*TASK REQUIREMENTS*:
Reproduce the material below line for line, with no alterations.

--- MATERIAL FOR THIS EXERCISE ---

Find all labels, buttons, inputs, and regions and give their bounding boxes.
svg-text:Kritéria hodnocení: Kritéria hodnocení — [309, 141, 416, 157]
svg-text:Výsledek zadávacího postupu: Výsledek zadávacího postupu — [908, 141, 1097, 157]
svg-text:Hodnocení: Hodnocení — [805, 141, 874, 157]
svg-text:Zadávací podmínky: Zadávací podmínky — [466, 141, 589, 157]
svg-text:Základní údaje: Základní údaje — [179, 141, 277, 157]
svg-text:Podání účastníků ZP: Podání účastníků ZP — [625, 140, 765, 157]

---

*RESPONSE TO THIS EXERCISE*:
Find all labels, buttons, inputs, and regions and give their bounding boxes.
svg-text:Kritéria hodnocení: Kritéria hodnocení — [309, 141, 416, 157]
svg-text:Výsledek zadávacího postupu: Výsledek zadávacího postupu — [908, 141, 1097, 157]
svg-text:Hodnocení: Hodnocení — [805, 141, 874, 157]
svg-text:Zadávací podmínky: Zadávací podmínky — [466, 141, 589, 157]
svg-text:Základní údaje: Základní údaje — [179, 141, 277, 157]
svg-text:Podání účastníků ZP: Podání účastníků ZP — [625, 140, 765, 157]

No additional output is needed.